**EXERCISE OBJECTIVE:**
Search the material for the string "JSON", then return every line where it is found.

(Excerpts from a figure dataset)
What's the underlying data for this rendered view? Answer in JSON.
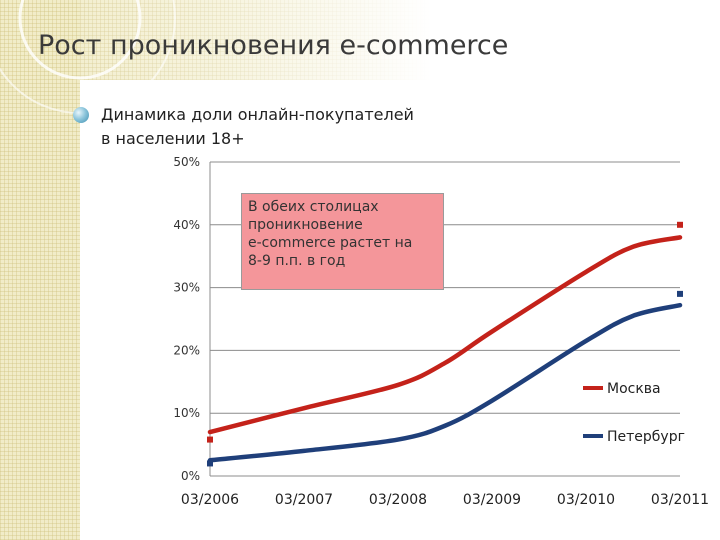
{
  "slide": {
    "title": "Рост проникновения e-commerce",
    "bullet_line1": "Динамика доли онлайн-покупателей",
    "bullet_line2": "в населении 18+"
  },
  "annotation": {
    "line1": "В обеих столицах",
    "line2": "проникновение",
    "line3": "e-commerce растет на",
    "line4": "8-9 п.п. в год"
  },
  "colors": {
    "moscow": "#c4221a",
    "petersburg": "#1f3f7a",
    "annotation_bg": "#f4969a"
  },
  "chart_data": {
    "type": "line",
    "title": "",
    "xlabel": "",
    "ylabel": "",
    "x_ticks": [
      "03/2006",
      "03/2007",
      "03/2008",
      "03/2009",
      "03/2010",
      "03/2011"
    ],
    "y_ticks": [
      "0%",
      "10%",
      "20%",
      "30%",
      "40%",
      "50%"
    ],
    "ylim": [
      0,
      50
    ],
    "grid": "horizontal",
    "legend_position": "right",
    "series": [
      {
        "name": "Москва",
        "color": "#c4221a",
        "points": [
          {
            "x": "03/2006",
            "y": 7
          },
          {
            "x": "03/2007",
            "y": 10.8
          },
          {
            "x": "03/2008",
            "y": 14.5
          },
          {
            "x": "09/2008",
            "y": 18
          },
          {
            "x": "03/2009",
            "y": 23
          },
          {
            "x": "03/2010",
            "y": 32.5
          },
          {
            "x": "09/2010",
            "y": 36.5
          },
          {
            "x": "03/2011",
            "y": 38
          }
        ],
        "markers": [
          {
            "x": "03/2006",
            "y": 5.8
          },
          {
            "x": "03/2011",
            "y": 40
          }
        ]
      },
      {
        "name": "Петербург",
        "color": "#1f3f7a",
        "points": [
          {
            "x": "03/2006",
            "y": 2.5
          },
          {
            "x": "03/2007",
            "y": 4
          },
          {
            "x": "03/2008",
            "y": 5.8
          },
          {
            "x": "09/2008",
            "y": 8
          },
          {
            "x": "03/2009",
            "y": 12
          },
          {
            "x": "03/2010",
            "y": 21.5
          },
          {
            "x": "09/2010",
            "y": 25.5
          },
          {
            "x": "03/2011",
            "y": 27.2
          }
        ],
        "markers": [
          {
            "x": "03/2006",
            "y": 2
          },
          {
            "x": "03/2011",
            "y": 29
          }
        ]
      }
    ]
  }
}
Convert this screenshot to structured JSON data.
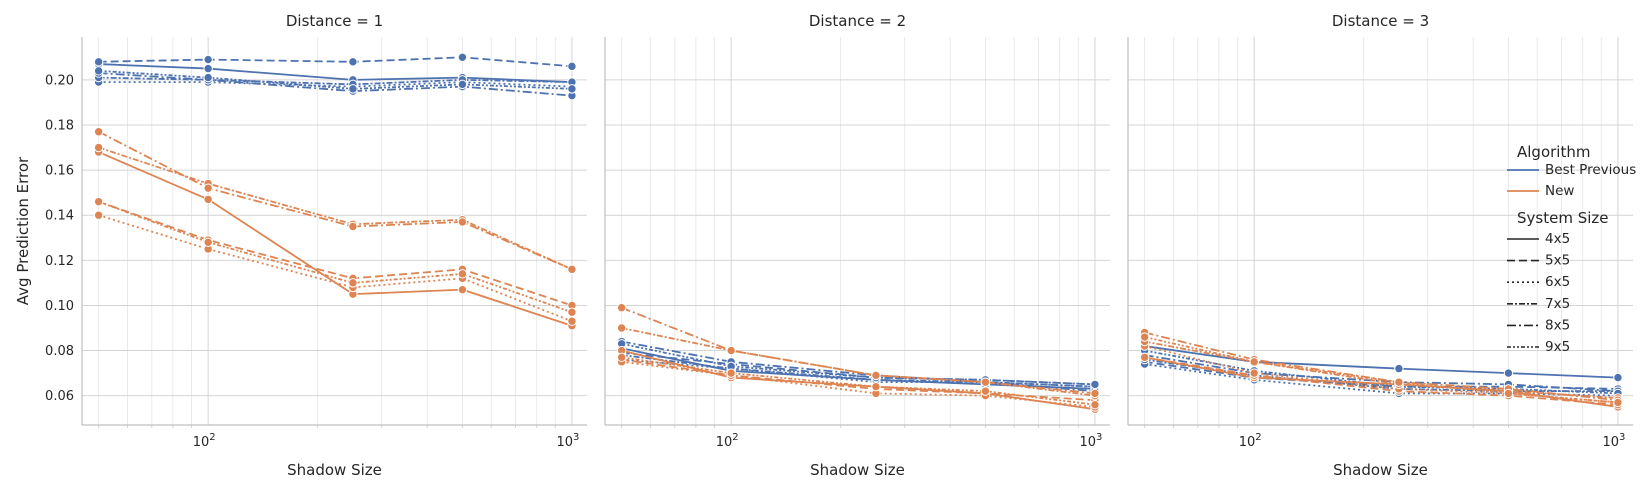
{
  "chart_data": {
    "type": "line",
    "ylabel": "Avg Prediction Error",
    "xlabel": "Shadow Size",
    "x_scale": "log",
    "x": [
      50,
      100,
      250,
      500,
      1000
    ],
    "xlim": [
      45,
      1100
    ],
    "ylim": [
      0.047,
      0.219
    ],
    "yticks": [
      0.06,
      0.08,
      0.1,
      0.12,
      0.14,
      0.16,
      0.18,
      0.2
    ],
    "ytick_labels": [
      "0.06",
      "0.08",
      "0.10",
      "0.12",
      "0.14",
      "0.16",
      "0.18",
      "0.20"
    ],
    "xticks": [
      {
        "value": 100,
        "base": "10",
        "exp": "2"
      },
      {
        "value": 1000,
        "base": "10",
        "exp": "3"
      }
    ],
    "grid": true,
    "legend_position": "right",
    "colors": {
      "Best Previous": "#4c72b0",
      "New": "#dd8452"
    },
    "panels": [
      {
        "title": "Distance = 1",
        "series": [
          {
            "algorithm": "Best Previous",
            "system_size": "4x5",
            "values": [
              0.207,
              0.205,
              0.2,
              0.201,
              0.199
            ]
          },
          {
            "algorithm": "Best Previous",
            "system_size": "5x5",
            "values": [
              0.208,
              0.209,
              0.208,
              0.21,
              0.206
            ]
          },
          {
            "algorithm": "Best Previous",
            "system_size": "6x5",
            "values": [
              0.199,
              0.199,
              0.197,
              0.199,
              0.197
            ]
          },
          {
            "algorithm": "Best Previous",
            "system_size": "7x5",
            "values": [
              0.201,
              0.2,
              0.198,
              0.2,
              0.199
            ]
          },
          {
            "algorithm": "Best Previous",
            "system_size": "8x5",
            "values": [
              0.203,
              0.2,
              0.195,
              0.197,
              0.193
            ]
          },
          {
            "algorithm": "Best Previous",
            "system_size": "9x5",
            "values": [
              0.204,
              0.201,
              0.196,
              0.198,
              0.196
            ]
          },
          {
            "algorithm": "New",
            "system_size": "4x5",
            "values": [
              0.168,
              0.147,
              0.105,
              0.107,
              0.091
            ]
          },
          {
            "algorithm": "New",
            "system_size": "5x5",
            "values": [
              0.146,
              0.129,
              0.112,
              0.116,
              0.1
            ]
          },
          {
            "algorithm": "New",
            "system_size": "6x5",
            "values": [
              0.14,
              0.125,
              0.108,
              0.112,
              0.093
            ]
          },
          {
            "algorithm": "New",
            "system_size": "7x5",
            "values": [
              0.17,
              0.154,
              0.136,
              0.138,
              0.116
            ]
          },
          {
            "algorithm": "New",
            "system_size": "8x5",
            "values": [
              0.177,
              0.152,
              0.135,
              0.137,
              0.116
            ]
          },
          {
            "algorithm": "New",
            "system_size": "9x5",
            "values": [
              0.146,
              0.128,
              0.11,
              0.114,
              0.097
            ]
          }
        ]
      },
      {
        "title": "Distance = 2",
        "series": [
          {
            "algorithm": "Best Previous",
            "system_size": "4x5",
            "values": [
              0.081,
              0.071,
              0.067,
              0.065,
              0.063
            ]
          },
          {
            "algorithm": "Best Previous",
            "system_size": "5x5",
            "values": [
              0.079,
              0.074,
              0.068,
              0.067,
              0.065
            ]
          },
          {
            "algorithm": "Best Previous",
            "system_size": "6x5",
            "values": [
              0.076,
              0.072,
              0.066,
              0.066,
              0.064
            ]
          },
          {
            "algorithm": "Best Previous",
            "system_size": "7x5",
            "values": [
              0.078,
              0.072,
              0.067,
              0.066,
              0.064
            ]
          },
          {
            "algorithm": "Best Previous",
            "system_size": "8x5",
            "values": [
              0.084,
              0.075,
              0.069,
              0.066,
              0.062
            ]
          },
          {
            "algorithm": "Best Previous",
            "system_size": "9x5",
            "values": [
              0.083,
              0.073,
              0.068,
              0.067,
              0.065
            ]
          },
          {
            "algorithm": "New",
            "system_size": "4x5",
            "values": [
              0.08,
              0.068,
              0.064,
              0.061,
              0.054
            ]
          },
          {
            "algorithm": "New",
            "system_size": "5x5",
            "values": [
              0.076,
              0.069,
              0.063,
              0.061,
              0.058
            ]
          },
          {
            "algorithm": "New",
            "system_size": "6x5",
            "values": [
              0.075,
              0.069,
              0.061,
              0.06,
              0.055
            ]
          },
          {
            "algorithm": "New",
            "system_size": "7x5",
            "values": [
              0.09,
              0.08,
              0.069,
              0.066,
              0.06
            ]
          },
          {
            "algorithm": "New",
            "system_size": "8x5",
            "values": [
              0.099,
              0.08,
              0.069,
              0.066,
              0.061
            ]
          },
          {
            "algorithm": "New",
            "system_size": "9x5",
            "values": [
              0.077,
              0.07,
              0.064,
              0.062,
              0.056
            ]
          }
        ]
      },
      {
        "title": "Distance = 3",
        "series": [
          {
            "algorithm": "Best Previous",
            "system_size": "4x5",
            "values": [
              0.082,
              0.075,
              0.072,
              0.07,
              0.068
            ]
          },
          {
            "algorithm": "Best Previous",
            "system_size": "5x5",
            "values": [
              0.075,
              0.068,
              0.064,
              0.064,
              0.063
            ]
          },
          {
            "algorithm": "Best Previous",
            "system_size": "6x5",
            "values": [
              0.074,
              0.067,
              0.061,
              0.061,
              0.06
            ]
          },
          {
            "algorithm": "Best Previous",
            "system_size": "7x5",
            "values": [
              0.076,
              0.069,
              0.063,
              0.062,
              0.062
            ]
          },
          {
            "algorithm": "Best Previous",
            "system_size": "8x5",
            "values": [
              0.078,
              0.07,
              0.066,
              0.065,
              0.062
            ]
          },
          {
            "algorithm": "Best Previous",
            "system_size": "9x5",
            "values": [
              0.08,
              0.071,
              0.064,
              0.063,
              0.061
            ]
          },
          {
            "algorithm": "New",
            "system_size": "4x5",
            "values": [
              0.077,
              0.068,
              0.065,
              0.062,
              0.055
            ]
          },
          {
            "algorithm": "New",
            "system_size": "5x5",
            "values": [
              0.077,
              0.069,
              0.062,
              0.06,
              0.056
            ]
          },
          {
            "algorithm": "New",
            "system_size": "6x5",
            "values": [
              0.082,
              0.07,
              0.063,
              0.061,
              0.057
            ]
          },
          {
            "algorithm": "New",
            "system_size": "7x5",
            "values": [
              0.084,
              0.075,
              0.065,
              0.062,
              0.059
            ]
          },
          {
            "algorithm": "New",
            "system_size": "8x5",
            "values": [
              0.088,
              0.076,
              0.066,
              0.063,
              0.058
            ]
          },
          {
            "algorithm": "New",
            "system_size": "9x5",
            "values": [
              0.086,
              0.075,
              0.066,
              0.061,
              0.057
            ]
          }
        ]
      }
    ],
    "legend": {
      "hue_title": "Algorithm",
      "hue_entries": [
        "Best Previous",
        "New"
      ],
      "style_title": "System Size",
      "style_entries": [
        "4x5",
        "5x5",
        "6x5",
        "7x5",
        "8x5",
        "9x5"
      ]
    }
  }
}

**FULL SOLUTION:**
What's the underlying data for this rendered view? Answer in JSON.
Convert this screenshot to structured JSON data.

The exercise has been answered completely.